The data:
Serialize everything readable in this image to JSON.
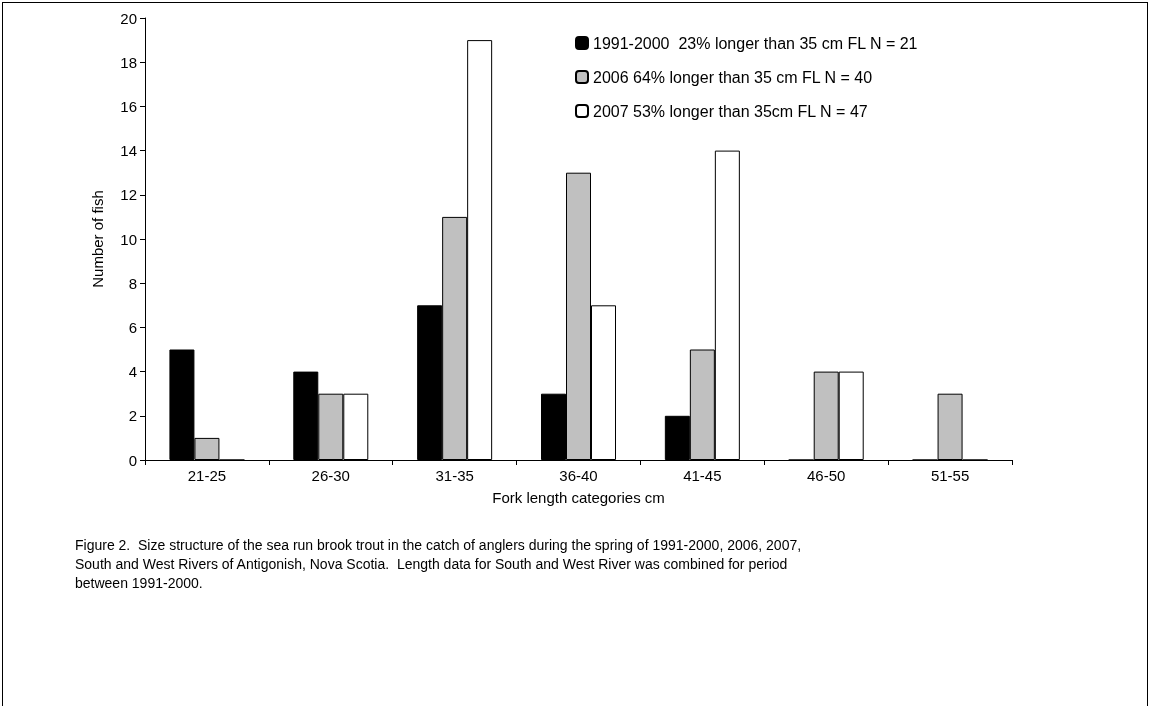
{
  "chart_data": {
    "type": "bar",
    "xlabel": "Fork length categories cm",
    "ylabel": "Number of fish",
    "categories": [
      "21-25",
      "26-30",
      "31-35",
      "36-40",
      "41-45",
      "46-50",
      "51-55"
    ],
    "series": [
      {
        "name": "1991-2000  23% longer than 35 cm FL N = 21",
        "color": "#000000",
        "values": [
          5,
          4,
          7,
          3,
          2,
          0,
          0
        ]
      },
      {
        "name": "2006 64% longer than 35 cm FL N = 40",
        "color": "#c0c0c0",
        "values": [
          1,
          3,
          11,
          13,
          5,
          4,
          3
        ]
      },
      {
        "name": "2007 53% longer than 35cm FL N = 47",
        "color": "#ffffff",
        "values": [
          0,
          3,
          19,
          7,
          14,
          4,
          0
        ]
      }
    ],
    "ylim": [
      0,
      20
    ],
    "yticks": [
      0,
      2,
      4,
      6,
      8,
      10,
      12,
      14,
      16,
      18,
      20
    ],
    "grid": false,
    "legend": "top right",
    "annotations": [
      "Figure 2.  Size structure of the sea run brook trout in the catch of anglers during the spring of 1991-2000, 2006, 2007, South and West Rivers of Antigonish, Nova Scotia.  Length data for South and West River was combined for period between 1991-2000."
    ]
  }
}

What to work on:
Without the images, write out each line of the data verbatim.

Result of this exercise:
Serialize everything readable in this image to JSON.
{
  "chart_data": {
    "type": "bar",
    "xlabel": "Fork length categories cm",
    "ylabel": "Number of fish",
    "categories": [
      "21-25",
      "26-30",
      "31-35",
      "36-40",
      "41-45",
      "46-50",
      "51-55"
    ],
    "series": [
      {
        "name": "1991-2000  23% longer than 35 cm FL N = 21",
        "color": "#000000",
        "values": [
          5,
          4,
          7,
          3,
          2,
          0,
          0
        ]
      },
      {
        "name": "2006 64% longer than 35 cm FL N = 40",
        "color": "#c0c0c0",
        "values": [
          1,
          3,
          11,
          13,
          5,
          4,
          3
        ]
      },
      {
        "name": "2007 53% longer than 35cm FL N = 47",
        "color": "#ffffff",
        "values": [
          0,
          3,
          19,
          7,
          14,
          4,
          0
        ]
      }
    ],
    "ylim": [
      0,
      20
    ],
    "yticks": [
      0,
      2,
      4,
      6,
      8,
      10,
      12,
      14,
      16,
      18,
      20
    ],
    "grid": false,
    "legend": "top right",
    "annotations": [
      "Figure 2.  Size structure of the sea run brook trout in the catch of anglers during the spring of 1991-2000, 2006, 2007, South and West Rivers of Antigonish, Nova Scotia.  Length data for South and West River was combined for period between 1991-2000."
    ]
  }
}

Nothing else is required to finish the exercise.